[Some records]
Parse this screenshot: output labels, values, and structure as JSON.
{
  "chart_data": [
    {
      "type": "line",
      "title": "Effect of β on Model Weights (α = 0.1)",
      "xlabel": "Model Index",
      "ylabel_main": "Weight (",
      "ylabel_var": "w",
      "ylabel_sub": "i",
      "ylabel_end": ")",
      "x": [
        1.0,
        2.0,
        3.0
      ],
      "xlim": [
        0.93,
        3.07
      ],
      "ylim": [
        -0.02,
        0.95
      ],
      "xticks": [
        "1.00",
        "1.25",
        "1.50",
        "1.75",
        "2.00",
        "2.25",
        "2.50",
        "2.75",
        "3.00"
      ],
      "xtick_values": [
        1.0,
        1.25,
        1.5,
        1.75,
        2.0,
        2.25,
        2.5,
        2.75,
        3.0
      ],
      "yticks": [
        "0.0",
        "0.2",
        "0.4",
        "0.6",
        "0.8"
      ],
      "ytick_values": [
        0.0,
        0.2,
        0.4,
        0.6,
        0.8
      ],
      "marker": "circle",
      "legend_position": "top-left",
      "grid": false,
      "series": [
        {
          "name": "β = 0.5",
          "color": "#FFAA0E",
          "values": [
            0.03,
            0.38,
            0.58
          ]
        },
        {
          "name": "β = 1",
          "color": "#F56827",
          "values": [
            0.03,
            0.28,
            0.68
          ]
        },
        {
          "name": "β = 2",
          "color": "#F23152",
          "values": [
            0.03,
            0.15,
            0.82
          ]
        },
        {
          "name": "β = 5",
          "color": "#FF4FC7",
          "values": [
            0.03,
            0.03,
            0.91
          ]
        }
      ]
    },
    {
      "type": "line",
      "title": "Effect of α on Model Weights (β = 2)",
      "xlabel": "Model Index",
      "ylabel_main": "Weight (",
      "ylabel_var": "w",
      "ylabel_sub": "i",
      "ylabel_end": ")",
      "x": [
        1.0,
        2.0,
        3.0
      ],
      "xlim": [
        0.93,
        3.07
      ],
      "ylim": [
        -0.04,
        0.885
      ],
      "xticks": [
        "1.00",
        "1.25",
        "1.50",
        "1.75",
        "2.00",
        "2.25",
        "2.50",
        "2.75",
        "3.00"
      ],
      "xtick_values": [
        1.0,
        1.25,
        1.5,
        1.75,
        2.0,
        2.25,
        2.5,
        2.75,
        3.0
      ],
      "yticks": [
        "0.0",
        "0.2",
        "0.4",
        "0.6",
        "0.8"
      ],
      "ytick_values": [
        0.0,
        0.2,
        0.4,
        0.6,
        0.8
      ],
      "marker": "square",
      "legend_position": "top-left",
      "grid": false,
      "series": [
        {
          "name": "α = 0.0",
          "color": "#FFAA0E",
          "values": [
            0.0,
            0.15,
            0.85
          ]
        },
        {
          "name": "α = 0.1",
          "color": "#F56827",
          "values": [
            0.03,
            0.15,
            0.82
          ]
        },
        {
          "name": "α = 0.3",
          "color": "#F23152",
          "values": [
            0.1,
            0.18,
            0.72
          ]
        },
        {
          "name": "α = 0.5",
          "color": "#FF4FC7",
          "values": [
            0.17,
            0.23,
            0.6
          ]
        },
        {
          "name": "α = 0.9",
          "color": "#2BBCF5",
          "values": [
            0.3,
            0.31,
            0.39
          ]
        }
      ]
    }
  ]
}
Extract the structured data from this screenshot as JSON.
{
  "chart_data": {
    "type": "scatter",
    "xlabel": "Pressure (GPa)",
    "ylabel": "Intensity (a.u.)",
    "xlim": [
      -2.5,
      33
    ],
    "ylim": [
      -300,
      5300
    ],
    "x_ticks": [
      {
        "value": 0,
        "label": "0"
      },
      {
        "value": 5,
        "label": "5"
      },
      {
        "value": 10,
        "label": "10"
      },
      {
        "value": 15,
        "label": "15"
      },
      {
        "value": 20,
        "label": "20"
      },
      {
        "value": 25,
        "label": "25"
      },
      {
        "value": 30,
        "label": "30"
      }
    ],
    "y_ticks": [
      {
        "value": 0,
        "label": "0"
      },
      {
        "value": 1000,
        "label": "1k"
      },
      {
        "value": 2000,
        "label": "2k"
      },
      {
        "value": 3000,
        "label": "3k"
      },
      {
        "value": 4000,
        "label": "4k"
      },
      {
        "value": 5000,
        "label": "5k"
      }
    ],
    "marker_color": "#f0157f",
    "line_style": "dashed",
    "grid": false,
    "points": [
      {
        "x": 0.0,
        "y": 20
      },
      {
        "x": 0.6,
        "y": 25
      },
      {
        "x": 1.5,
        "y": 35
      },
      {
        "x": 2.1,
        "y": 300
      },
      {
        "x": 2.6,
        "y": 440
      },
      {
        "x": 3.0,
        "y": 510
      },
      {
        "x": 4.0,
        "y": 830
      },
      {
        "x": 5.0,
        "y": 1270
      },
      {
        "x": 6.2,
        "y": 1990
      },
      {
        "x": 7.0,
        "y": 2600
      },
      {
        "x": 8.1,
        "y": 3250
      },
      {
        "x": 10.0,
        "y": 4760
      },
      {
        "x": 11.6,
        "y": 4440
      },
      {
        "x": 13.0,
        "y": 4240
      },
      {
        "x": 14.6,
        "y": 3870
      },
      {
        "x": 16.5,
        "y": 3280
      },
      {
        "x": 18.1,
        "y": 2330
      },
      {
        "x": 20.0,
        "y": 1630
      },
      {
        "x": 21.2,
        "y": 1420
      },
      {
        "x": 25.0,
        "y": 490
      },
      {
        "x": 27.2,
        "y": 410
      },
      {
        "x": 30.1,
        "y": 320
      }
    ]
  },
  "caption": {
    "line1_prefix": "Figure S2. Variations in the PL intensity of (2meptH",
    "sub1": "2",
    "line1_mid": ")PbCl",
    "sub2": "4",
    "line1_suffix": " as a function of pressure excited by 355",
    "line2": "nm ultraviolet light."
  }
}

GIVEN PROBLEM >>
Give back each line above precisely as it stands.

ANSWER >>
Parse this screenshot: output labels, values, and structure as JSON.
{
  "chart_data": [
    {
      "type": "line",
      "title": "Effect of β on Model Weights (α = 0.1)",
      "xlabel": "Model Index",
      "ylabel_main": "Weight (",
      "ylabel_var": "w",
      "ylabel_sub": "i",
      "ylabel_end": ")",
      "x": [
        1.0,
        2.0,
        3.0
      ],
      "xlim": [
        0.93,
        3.07
      ],
      "ylim": [
        -0.02,
        0.95
      ],
      "xticks": [
        "1.00",
        "1.25",
        "1.50",
        "1.75",
        "2.00",
        "2.25",
        "2.50",
        "2.75",
        "3.00"
      ],
      "xtick_values": [
        1.0,
        1.25,
        1.5,
        1.75,
        2.0,
        2.25,
        2.5,
        2.75,
        3.0
      ],
      "yticks": [
        "0.0",
        "0.2",
        "0.4",
        "0.6",
        "0.8"
      ],
      "ytick_values": [
        0.0,
        0.2,
        0.4,
        0.6,
        0.8
      ],
      "marker": "circle",
      "legend_position": "top-left",
      "grid": false,
      "series": [
        {
          "name": "β = 0.5",
          "color": "#FFAA0E",
          "values": [
            0.03,
            0.38,
            0.58
          ]
        },
        {
          "name": "β = 1",
          "color": "#F56827",
          "values": [
            0.03,
            0.28,
            0.68
          ]
        },
        {
          "name": "β = 2",
          "color": "#F23152",
          "values": [
            0.03,
            0.15,
            0.82
          ]
        },
        {
          "name": "β = 5",
          "color": "#FF4FC7",
          "values": [
            0.03,
            0.03,
            0.91
          ]
        }
      ]
    },
    {
      "type": "line",
      "title": "Effect of α on Model Weights (β = 2)",
      "xlabel": "Model Index",
      "ylabel_main": "Weight (",
      "ylabel_var": "w",
      "ylabel_sub": "i",
      "ylabel_end": ")",
      "x": [
        1.0,
        2.0,
        3.0
      ],
      "xlim": [
        0.93,
        3.07
      ],
      "ylim": [
        -0.04,
        0.885
      ],
      "xticks": [
        "1.00",
        "1.25",
        "1.50",
        "1.75",
        "2.00",
        "2.25",
        "2.50",
        "2.75",
        "3.00"
      ],
      "xtick_values": [
        1.0,
        1.25,
        1.5,
        1.75,
        2.0,
        2.25,
        2.5,
        2.75,
        3.0
      ],
      "yticks": [
        "0.0",
        "0.2",
        "0.4",
        "0.6",
        "0.8"
      ],
      "ytick_values": [
        0.0,
        0.2,
        0.4,
        0.6,
        0.8
      ],
      "marker": "square",
      "legend_position": "top-left",
      "grid": false,
      "series": [
        {
          "name": "α = 0.0",
          "color": "#FFAA0E",
          "values": [
            0.0,
            0.15,
            0.85
          ]
        },
        {
          "name": "α = 0.1",
          "color": "#F56827",
          "values": [
            0.03,
            0.15,
            0.82
          ]
        },
        {
          "name": "α = 0.3",
          "color": "#F23152",
          "values": [
            0.1,
            0.18,
            0.72
          ]
        },
        {
          "name": "α = 0.5",
          "color": "#FF4FC7",
          "values": [
            0.17,
            0.23,
            0.6
          ]
        },
        {
          "name": "α = 0.9",
          "color": "#2BBCF5",
          "values": [
            0.3,
            0.31,
            0.39
          ]
        }
      ]
    }
  ]
}
Extract the structured data from this screenshot as JSON.
{
  "chart_data": {
    "type": "scatter",
    "xlabel": "Pressure (GPa)",
    "ylabel": "Intensity (a.u.)",
    "xlim": [
      -2.5,
      33
    ],
    "ylim": [
      -300,
      5300
    ],
    "x_ticks": [
      {
        "value": 0,
        "label": "0"
      },
      {
        "value": 5,
        "label": "5"
      },
      {
        "value": 10,
        "label": "10"
      },
      {
        "value": 15,
        "label": "15"
      },
      {
        "value": 20,
        "label": "20"
      },
      {
        "value": 25,
        "label": "25"
      },
      {
        "value": 30,
        "label": "30"
      }
    ],
    "y_ticks": [
      {
        "value": 0,
        "label": "0"
      },
      {
        "value": 1000,
        "label": "1k"
      },
      {
        "value": 2000,
        "label": "2k"
      },
      {
        "value": 3000,
        "label": "3k"
      },
      {
        "value": 4000,
        "label": "4k"
      },
      {
        "value": 5000,
        "label": "5k"
      }
    ],
    "marker_color": "#f0157f",
    "line_style": "dashed",
    "grid": false,
    "points": [
      {
        "x": 0.0,
        "y": 20
      },
      {
        "x": 0.6,
        "y": 25
      },
      {
        "x": 1.5,
        "y": 35
      },
      {
        "x": 2.1,
        "y": 300
      },
      {
        "x": 2.6,
        "y": 440
      },
      {
        "x": 3.0,
        "y": 510
      },
      {
        "x": 4.0,
        "y": 830
      },
      {
        "x": 5.0,
        "y": 1270
      },
      {
        "x": 6.2,
        "y": 1990
      },
      {
        "x": 7.0,
        "y": 2600
      },
      {
        "x": 8.1,
        "y": 3250
      },
      {
        "x": 10.0,
        "y": 4760
      },
      {
        "x": 11.6,
        "y": 4440
      },
      {
        "x": 13.0,
        "y": 4240
      },
      {
        "x": 14.6,
        "y": 3870
      },
      {
        "x": 16.5,
        "y": 3280
      },
      {
        "x": 18.1,
        "y": 2330
      },
      {
        "x": 20.0,
        "y": 1630
      },
      {
        "x": 21.2,
        "y": 1420
      },
      {
        "x": 25.0,
        "y": 490
      },
      {
        "x": 27.2,
        "y": 410
      },
      {
        "x": 30.1,
        "y": 320
      }
    ]
  },
  "caption": {
    "line1_prefix": "Figure S2. Variations in the PL intensity of (2meptH",
    "sub1": "2",
    "line1_mid": ")PbCl",
    "sub2": "4",
    "line1_suffix": " as a function of pressure excited by 355",
    "line2": "nm ultraviolet light."
  }
}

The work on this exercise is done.